Data items ->
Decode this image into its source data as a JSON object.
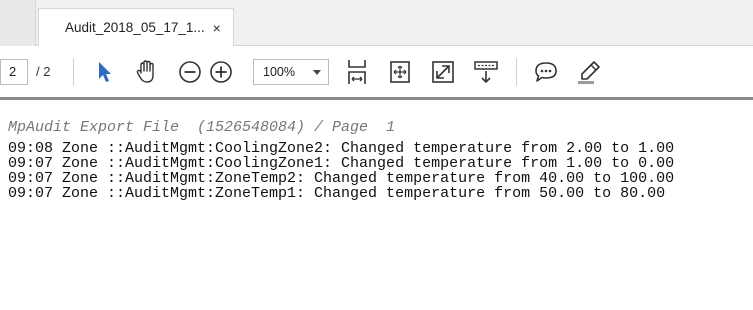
{
  "tab": {
    "title": "Audit_2018_05_17_1...",
    "close_glyph": "×"
  },
  "toolbar": {
    "page_current": "2",
    "page_total": "/ 2",
    "zoom": "100%",
    "icons": [
      "select-arrow-icon",
      "hand-pan-icon",
      "zoom-out-icon",
      "zoom-in-icon",
      "fit-page-icon",
      "rotate-page-icon",
      "full-screen-icon",
      "read-mode-icon",
      "comment-icon",
      "highlight-pen-icon"
    ],
    "accent_color": "#2d6cc0"
  },
  "document": {
    "header": "MpAudit Export File  (1526548084) / Page  1",
    "lines": [
      "09:08 Zone ::AuditMgmt:CoolingZone2: Changed temperature from 2.00 to 1.00",
      "09:07 Zone ::AuditMgmt:CoolingZone1: Changed temperature from 1.00 to 0.00",
      "09:07 Zone ::AuditMgmt:ZoneTemp2: Changed temperature from 40.00 to 100.00",
      "09:07 Zone ::AuditMgmt:ZoneTemp1: Changed temperature from 50.00 to 80.00"
    ]
  }
}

Requirement ->
Every entry must be reproduced exactly, with the images left out.

Result for this exercise ->
Decode this image into its source data as a JSON object.
{
  "tab": {
    "title": "Audit_2018_05_17_1...",
    "close_glyph": "×"
  },
  "toolbar": {
    "page_current": "2",
    "page_total": "/ 2",
    "zoom": "100%",
    "icons": [
      "select-arrow-icon",
      "hand-pan-icon",
      "zoom-out-icon",
      "zoom-in-icon",
      "fit-page-icon",
      "rotate-page-icon",
      "full-screen-icon",
      "read-mode-icon",
      "comment-icon",
      "highlight-pen-icon"
    ],
    "accent_color": "#2d6cc0"
  },
  "document": {
    "header": "MpAudit Export File  (1526548084) / Page  1",
    "lines": [
      "09:08 Zone ::AuditMgmt:CoolingZone2: Changed temperature from 2.00 to 1.00",
      "09:07 Zone ::AuditMgmt:CoolingZone1: Changed temperature from 1.00 to 0.00",
      "09:07 Zone ::AuditMgmt:ZoneTemp2: Changed temperature from 40.00 to 100.00",
      "09:07 Zone ::AuditMgmt:ZoneTemp1: Changed temperature from 50.00 to 80.00"
    ]
  }
}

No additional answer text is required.